Saved entries
-----
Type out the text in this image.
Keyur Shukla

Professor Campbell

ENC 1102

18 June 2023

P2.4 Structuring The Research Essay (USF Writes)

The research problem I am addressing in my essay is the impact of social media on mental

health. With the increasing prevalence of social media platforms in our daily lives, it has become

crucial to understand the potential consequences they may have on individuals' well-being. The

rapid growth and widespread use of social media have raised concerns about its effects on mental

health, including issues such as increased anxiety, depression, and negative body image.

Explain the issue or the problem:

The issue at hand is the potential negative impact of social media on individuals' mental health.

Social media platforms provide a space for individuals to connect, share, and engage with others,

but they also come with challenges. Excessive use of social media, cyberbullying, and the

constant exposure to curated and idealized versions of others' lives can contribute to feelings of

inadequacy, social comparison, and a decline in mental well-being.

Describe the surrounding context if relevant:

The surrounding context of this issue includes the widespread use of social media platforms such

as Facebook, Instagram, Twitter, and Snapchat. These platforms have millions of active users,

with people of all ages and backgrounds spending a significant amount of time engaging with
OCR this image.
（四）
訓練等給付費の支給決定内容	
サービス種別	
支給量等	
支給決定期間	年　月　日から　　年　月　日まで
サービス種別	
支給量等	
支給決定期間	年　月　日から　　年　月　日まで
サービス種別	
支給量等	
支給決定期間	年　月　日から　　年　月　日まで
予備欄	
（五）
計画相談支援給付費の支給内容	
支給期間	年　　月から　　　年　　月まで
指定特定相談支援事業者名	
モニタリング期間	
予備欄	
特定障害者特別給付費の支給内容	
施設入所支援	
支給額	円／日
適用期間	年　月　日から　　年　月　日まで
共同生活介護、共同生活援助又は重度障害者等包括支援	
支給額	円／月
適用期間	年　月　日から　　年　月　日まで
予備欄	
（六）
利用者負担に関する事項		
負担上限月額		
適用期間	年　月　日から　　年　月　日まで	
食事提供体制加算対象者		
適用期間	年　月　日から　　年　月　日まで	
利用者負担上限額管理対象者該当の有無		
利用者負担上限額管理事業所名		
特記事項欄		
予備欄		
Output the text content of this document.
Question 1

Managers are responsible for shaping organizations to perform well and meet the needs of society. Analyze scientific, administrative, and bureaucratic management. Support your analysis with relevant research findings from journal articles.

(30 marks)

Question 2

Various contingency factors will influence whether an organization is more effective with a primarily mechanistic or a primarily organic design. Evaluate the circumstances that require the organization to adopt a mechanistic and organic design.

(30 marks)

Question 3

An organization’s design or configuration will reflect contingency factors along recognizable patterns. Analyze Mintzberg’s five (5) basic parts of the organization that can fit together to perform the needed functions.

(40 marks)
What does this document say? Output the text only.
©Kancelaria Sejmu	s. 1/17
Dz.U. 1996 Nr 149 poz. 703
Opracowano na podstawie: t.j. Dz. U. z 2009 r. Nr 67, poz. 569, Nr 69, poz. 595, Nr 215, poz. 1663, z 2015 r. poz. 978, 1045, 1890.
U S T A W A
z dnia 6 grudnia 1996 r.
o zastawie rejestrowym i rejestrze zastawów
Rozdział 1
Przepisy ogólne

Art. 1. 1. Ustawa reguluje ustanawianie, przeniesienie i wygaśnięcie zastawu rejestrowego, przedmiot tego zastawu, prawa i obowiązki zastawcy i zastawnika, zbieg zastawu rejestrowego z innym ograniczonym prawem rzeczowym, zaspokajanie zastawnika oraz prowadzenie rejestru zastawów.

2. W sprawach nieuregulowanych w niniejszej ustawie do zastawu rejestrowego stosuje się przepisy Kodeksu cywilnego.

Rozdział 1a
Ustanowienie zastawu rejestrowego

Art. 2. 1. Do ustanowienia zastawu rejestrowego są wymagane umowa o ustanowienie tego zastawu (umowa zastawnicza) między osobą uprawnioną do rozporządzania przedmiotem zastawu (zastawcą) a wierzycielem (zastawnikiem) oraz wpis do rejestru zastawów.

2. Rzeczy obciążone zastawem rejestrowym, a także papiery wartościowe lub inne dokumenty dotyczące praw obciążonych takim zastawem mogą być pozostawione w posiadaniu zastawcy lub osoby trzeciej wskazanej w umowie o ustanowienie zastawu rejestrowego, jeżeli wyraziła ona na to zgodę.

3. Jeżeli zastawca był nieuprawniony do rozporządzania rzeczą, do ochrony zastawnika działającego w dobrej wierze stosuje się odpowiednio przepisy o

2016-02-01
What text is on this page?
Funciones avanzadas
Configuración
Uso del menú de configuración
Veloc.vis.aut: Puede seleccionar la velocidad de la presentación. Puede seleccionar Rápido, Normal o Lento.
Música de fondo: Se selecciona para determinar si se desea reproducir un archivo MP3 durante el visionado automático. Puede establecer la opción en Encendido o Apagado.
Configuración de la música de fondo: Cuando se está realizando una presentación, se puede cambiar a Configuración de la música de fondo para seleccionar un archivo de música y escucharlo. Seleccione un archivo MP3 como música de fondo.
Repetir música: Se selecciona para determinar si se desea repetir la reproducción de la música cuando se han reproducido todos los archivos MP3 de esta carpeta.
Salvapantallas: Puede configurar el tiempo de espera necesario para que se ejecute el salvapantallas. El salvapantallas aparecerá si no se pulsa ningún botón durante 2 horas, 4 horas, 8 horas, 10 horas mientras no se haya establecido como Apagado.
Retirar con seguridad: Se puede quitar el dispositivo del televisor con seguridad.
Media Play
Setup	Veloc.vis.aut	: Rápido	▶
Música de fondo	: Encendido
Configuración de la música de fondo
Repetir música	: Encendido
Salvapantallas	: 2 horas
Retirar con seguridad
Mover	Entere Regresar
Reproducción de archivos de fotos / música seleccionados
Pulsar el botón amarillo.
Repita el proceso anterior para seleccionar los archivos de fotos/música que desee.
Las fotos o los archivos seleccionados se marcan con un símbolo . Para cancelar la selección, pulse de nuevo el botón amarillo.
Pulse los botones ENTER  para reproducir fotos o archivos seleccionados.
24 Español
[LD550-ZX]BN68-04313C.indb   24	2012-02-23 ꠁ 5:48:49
-----
### TO DO
Consider the entries above and return each line with the string "oraz".

### THE SOLUTION
Art. 1. 1. Ustawa reguluje ustanawianie, przeniesienie i wygaśnięcie zastawu rejestrowego, przedmiot tego zastawu, prawa i obowiązki zastawcy i zastawnika, zbieg zastawu rejestrowego z innym ograniczonym prawem rzeczowym, zaspokajanie zastawnika oraz prowadzenie rejestru zastawów.
Art. 2. 1. Do ustanowienia zastawu rejestrowego są wymagane umowa o ustanowienie tego zastawu (umowa zastawnicza) między osobą uprawnioną do rozporządzania przedmiotem zastawu (zastawcą) a wierzycielem (zastawnikiem) oraz wpis do rejestru zastawów.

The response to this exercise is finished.